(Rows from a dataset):

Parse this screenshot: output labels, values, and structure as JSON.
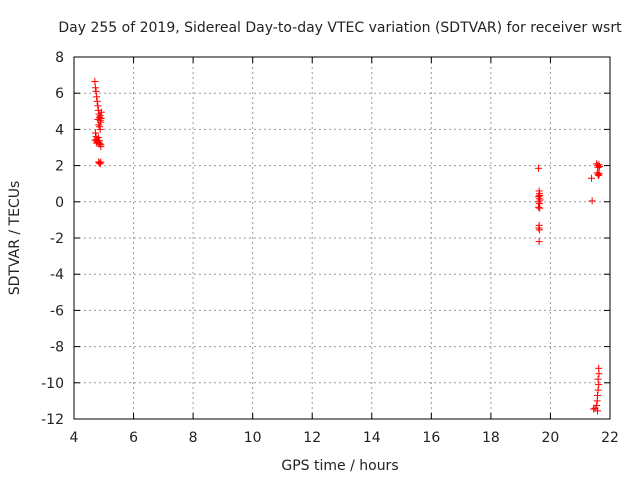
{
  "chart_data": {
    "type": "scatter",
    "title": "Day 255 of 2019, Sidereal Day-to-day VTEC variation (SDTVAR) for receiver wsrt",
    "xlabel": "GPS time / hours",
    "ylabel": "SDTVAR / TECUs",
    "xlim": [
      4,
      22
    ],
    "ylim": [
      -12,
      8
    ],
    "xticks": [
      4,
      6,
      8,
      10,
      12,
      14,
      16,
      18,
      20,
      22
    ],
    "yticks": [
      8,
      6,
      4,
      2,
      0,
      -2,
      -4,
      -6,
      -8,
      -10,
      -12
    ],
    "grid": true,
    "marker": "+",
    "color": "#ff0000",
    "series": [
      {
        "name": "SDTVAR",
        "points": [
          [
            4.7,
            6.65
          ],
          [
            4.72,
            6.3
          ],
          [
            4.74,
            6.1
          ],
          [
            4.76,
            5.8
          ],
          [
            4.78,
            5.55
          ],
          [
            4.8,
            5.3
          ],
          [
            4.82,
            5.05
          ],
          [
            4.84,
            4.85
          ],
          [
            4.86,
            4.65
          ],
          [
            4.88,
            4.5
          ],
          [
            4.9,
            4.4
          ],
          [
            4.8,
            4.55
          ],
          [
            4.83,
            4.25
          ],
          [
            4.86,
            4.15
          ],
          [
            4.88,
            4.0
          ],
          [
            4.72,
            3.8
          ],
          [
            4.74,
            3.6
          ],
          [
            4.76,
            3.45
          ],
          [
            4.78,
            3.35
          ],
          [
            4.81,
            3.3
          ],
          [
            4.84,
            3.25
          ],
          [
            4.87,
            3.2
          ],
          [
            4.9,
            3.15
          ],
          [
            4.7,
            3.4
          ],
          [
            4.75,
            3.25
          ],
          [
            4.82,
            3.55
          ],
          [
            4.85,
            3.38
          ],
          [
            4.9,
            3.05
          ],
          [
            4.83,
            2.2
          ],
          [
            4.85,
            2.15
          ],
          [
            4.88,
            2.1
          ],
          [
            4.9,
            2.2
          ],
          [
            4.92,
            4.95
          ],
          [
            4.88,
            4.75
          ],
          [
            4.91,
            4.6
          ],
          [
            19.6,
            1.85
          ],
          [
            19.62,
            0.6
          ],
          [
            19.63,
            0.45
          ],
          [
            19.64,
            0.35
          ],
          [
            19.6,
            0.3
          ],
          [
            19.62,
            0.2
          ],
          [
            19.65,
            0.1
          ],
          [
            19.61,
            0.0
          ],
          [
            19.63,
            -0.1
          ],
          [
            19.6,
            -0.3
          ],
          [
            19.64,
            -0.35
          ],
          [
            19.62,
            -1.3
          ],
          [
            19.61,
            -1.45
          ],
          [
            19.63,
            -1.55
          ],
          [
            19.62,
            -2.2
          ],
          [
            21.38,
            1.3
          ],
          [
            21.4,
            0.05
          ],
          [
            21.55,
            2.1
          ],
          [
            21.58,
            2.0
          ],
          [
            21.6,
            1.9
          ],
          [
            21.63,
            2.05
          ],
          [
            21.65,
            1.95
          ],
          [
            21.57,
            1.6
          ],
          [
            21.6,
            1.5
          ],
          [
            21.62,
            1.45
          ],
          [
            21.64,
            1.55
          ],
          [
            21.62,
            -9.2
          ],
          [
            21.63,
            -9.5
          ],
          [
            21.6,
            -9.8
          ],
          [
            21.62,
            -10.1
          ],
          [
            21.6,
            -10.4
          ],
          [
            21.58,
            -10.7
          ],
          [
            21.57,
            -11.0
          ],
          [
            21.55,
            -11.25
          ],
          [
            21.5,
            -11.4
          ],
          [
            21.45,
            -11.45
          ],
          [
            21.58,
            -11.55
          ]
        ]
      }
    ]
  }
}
...
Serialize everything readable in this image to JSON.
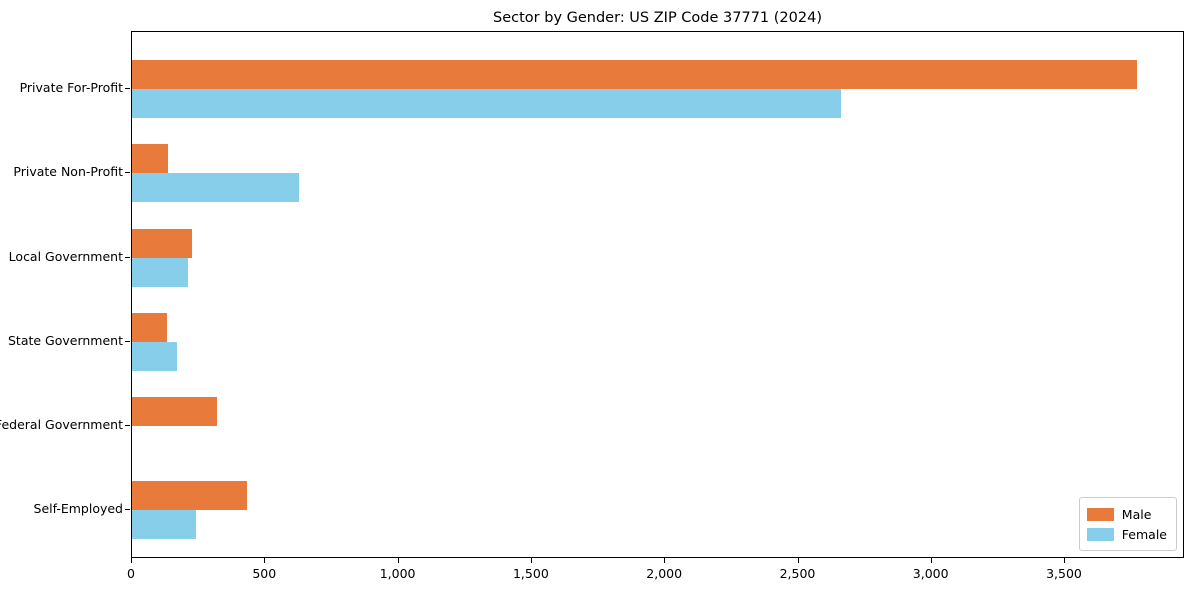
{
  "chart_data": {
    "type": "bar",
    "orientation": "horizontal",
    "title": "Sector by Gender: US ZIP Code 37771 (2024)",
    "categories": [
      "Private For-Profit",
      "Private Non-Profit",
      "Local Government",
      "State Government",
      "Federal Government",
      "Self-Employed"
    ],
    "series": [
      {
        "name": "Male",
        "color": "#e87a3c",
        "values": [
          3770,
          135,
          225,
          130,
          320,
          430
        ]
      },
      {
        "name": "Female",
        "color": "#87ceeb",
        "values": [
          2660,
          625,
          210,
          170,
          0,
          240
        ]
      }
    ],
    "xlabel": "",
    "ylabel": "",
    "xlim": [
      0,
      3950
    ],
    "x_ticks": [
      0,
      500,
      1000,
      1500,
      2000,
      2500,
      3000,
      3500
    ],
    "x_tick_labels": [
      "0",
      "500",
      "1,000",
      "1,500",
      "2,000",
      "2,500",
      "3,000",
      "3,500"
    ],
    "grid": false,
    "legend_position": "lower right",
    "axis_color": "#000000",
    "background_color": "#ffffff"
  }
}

(AIM): Select and copy every line from the records that includes the word "this".

(WRITTEN SOLUTION):
Parse this screenshot: output labels, values, and structure as JSON.
Serialize everything readable in this image to JSON.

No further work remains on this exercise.